--- Start Provided material ---
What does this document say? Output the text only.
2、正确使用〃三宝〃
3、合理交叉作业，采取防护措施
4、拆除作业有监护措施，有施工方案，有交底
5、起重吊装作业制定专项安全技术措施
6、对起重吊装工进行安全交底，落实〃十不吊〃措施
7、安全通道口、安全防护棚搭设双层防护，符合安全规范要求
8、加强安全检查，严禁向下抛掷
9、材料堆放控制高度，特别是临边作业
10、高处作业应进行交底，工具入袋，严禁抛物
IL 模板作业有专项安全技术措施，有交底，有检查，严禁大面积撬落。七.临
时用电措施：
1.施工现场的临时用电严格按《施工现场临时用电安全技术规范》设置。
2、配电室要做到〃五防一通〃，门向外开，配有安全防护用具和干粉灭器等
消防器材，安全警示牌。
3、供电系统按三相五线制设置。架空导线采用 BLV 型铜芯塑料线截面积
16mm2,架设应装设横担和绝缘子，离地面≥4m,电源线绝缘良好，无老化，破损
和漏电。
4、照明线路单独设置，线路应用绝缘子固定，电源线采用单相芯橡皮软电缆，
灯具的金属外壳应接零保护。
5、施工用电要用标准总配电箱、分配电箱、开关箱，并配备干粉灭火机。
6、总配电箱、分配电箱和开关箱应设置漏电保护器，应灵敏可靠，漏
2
--- End Provided material ---
--- Start Provided material ---
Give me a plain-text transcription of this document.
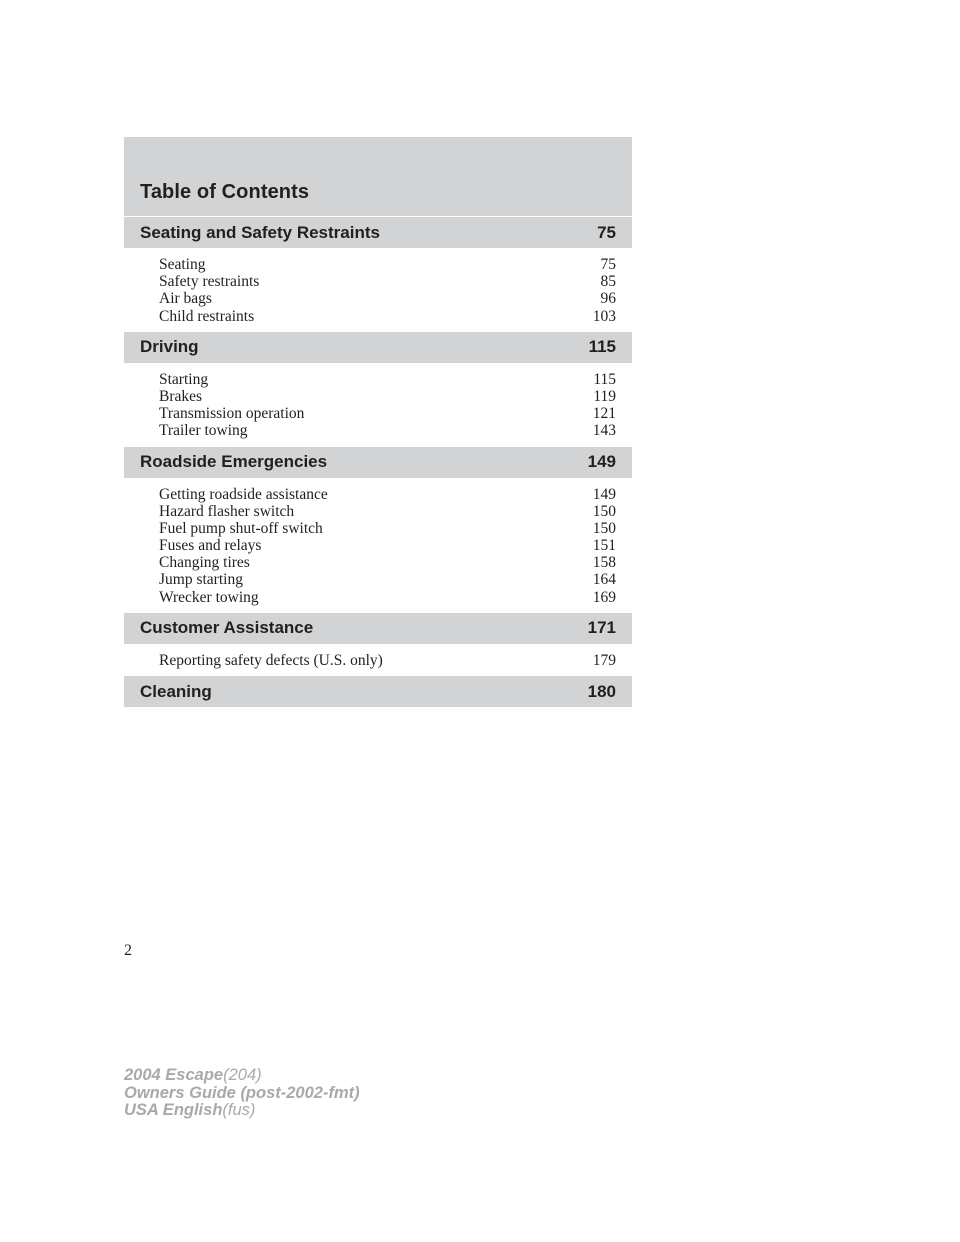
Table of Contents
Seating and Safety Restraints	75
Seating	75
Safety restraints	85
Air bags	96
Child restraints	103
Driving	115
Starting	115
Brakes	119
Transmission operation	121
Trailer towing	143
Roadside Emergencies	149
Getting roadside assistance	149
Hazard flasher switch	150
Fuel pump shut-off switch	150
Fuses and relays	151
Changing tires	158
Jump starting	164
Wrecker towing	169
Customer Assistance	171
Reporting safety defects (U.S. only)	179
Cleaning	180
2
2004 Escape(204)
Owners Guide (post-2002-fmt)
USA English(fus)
--- End Provided material ---
Exercise prompt >> Using the records above, select and copy every line that has the word "text".

Solution for this exercise >>
What does this document say? Output the text only.
Give me a plain-text transcription of this document.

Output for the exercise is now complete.